INSTRUCTION:
In the data below, restate exactly the lines from the one with "Extract all readable text from this page." to the final line, both included, but not the pictures.

>> begin PROVIDED MATERIAL

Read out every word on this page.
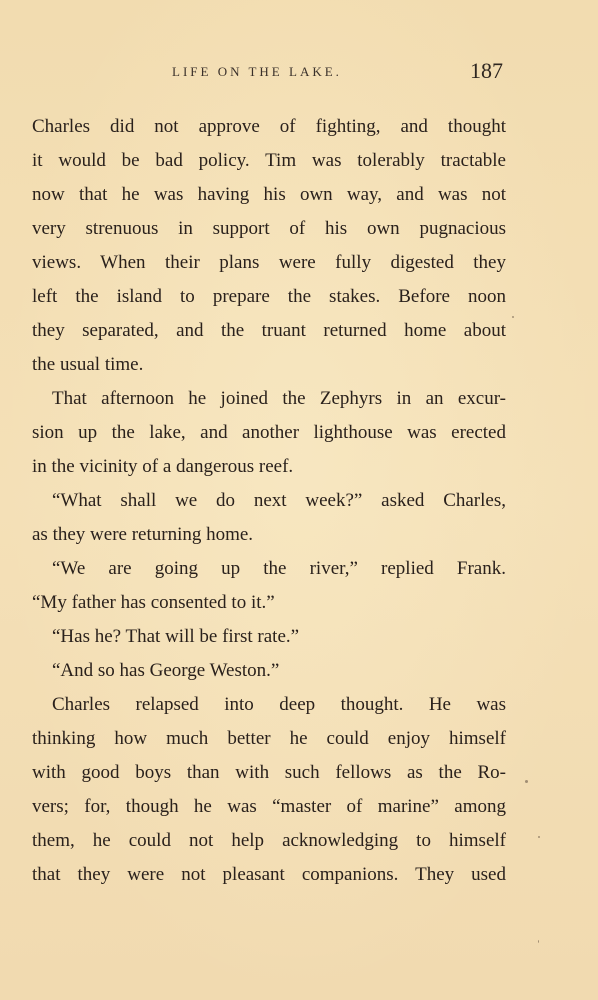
LIFE ON THE LAKE.	187
Charles did not approve of fighting, and thought
it would be bad policy. Tim was tolerably tractable
now that he was having his own way, and was not
very strenuous in support of his own pugnacious
views. When their plans were fully digested they
left the island to prepare the stakes. Before noon
they separated, and the truant returned home about
the usual time.
That afternoon he joined the Zephyrs in an excur-
sion up the lake, and another lighthouse was erected
in the vicinity of a dangerous reef.
“What shall we do next week?” asked Charles,
as they were returning home.
“We are going up the river,” replied Frank.
“My father has consented to it.”
“Has he? That will be first rate.”
“And so has George Weston.”
Charles relapsed into deep thought. He was
thinking how much better he could enjoy himself
with good boys than with such fellows as the Ro-
vers; for, though he was “master of marine” among
them, he could not help acknowledging to himself
that they were not pleasant companions. They used
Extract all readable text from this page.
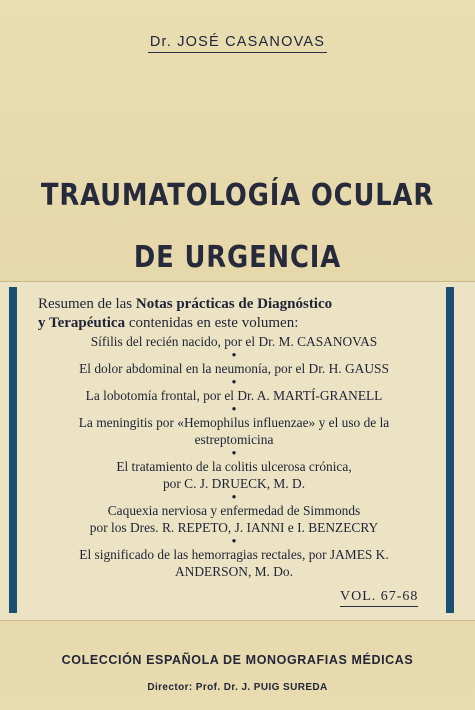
Dr. JOSÉ CASANOVAS
TRAUMATOLOGÍA OCULAR
DE URGENCIA
Resumen de las Notas prácticas de Diagnóstico
y Terapéutica contenidas en este volumen:
Sífilis del recién nacido, por el Dr. M. CASANOVAS
●
El dolor abdominal en la neumonía, por el Dr. H. GAUSS
●
La lobotomía frontal, por el Dr. A. MARTÍ-GRANELL
●
La meningitis por «Hemophilus influenzae» y el uso de la
estreptomicina
●
El tratamiento de la colitis ulcerosa crónica,
por C. J. DRUECK, M. D.
●
Caquexia nerviosa y enfermedad de Simmonds
por los Dres. R. REPETO, J. IANNI e I. BENZECRY
●
El significado de las hemorragias rectales, por JAMES K.
ANDERSON, M. Do.
VOL. 67-68
COLECCIÓN ESPAÑOLA DE MONOGRAFIAS MÉDICAS
Director: Prof. Dr. J. PUIG SUREDA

>> end PROVIDED MATERIAL

WRITTEN RESPONSE:
Extract all readable text from this page.
Dr. JOSÉ CASANOVAS
TRAUMATOLOGÍA OCULAR
DE URGENCIA
Resumen de las Notas prácticas de Diagnóstico
y Terapéutica contenidas en este volumen:
Sífilis del recién nacido, por el Dr. M. CASANOVAS
●
El dolor abdominal en la neumonía, por el Dr. H. GAUSS
●
La lobotomía frontal, por el Dr. A. MARTÍ-GRANELL
●
La meningitis por «Hemophilus influenzae» y el uso de la
estreptomicina
●
El tratamiento de la colitis ulcerosa crónica,
por C. J. DRUECK, M. D.
●
Caquexia nerviosa y enfermedad de Simmonds
por los Dres. R. REPETO, J. IANNI e I. BENZECRY
●
El significado de las hemorragias rectales, por JAMES K.
ANDERSON, M. Do.
VOL. 67-68
COLECCIÓN ESPAÑOLA DE MONOGRAFIAS MÉDICAS
Director: Prof. Dr. J. PUIG SUREDA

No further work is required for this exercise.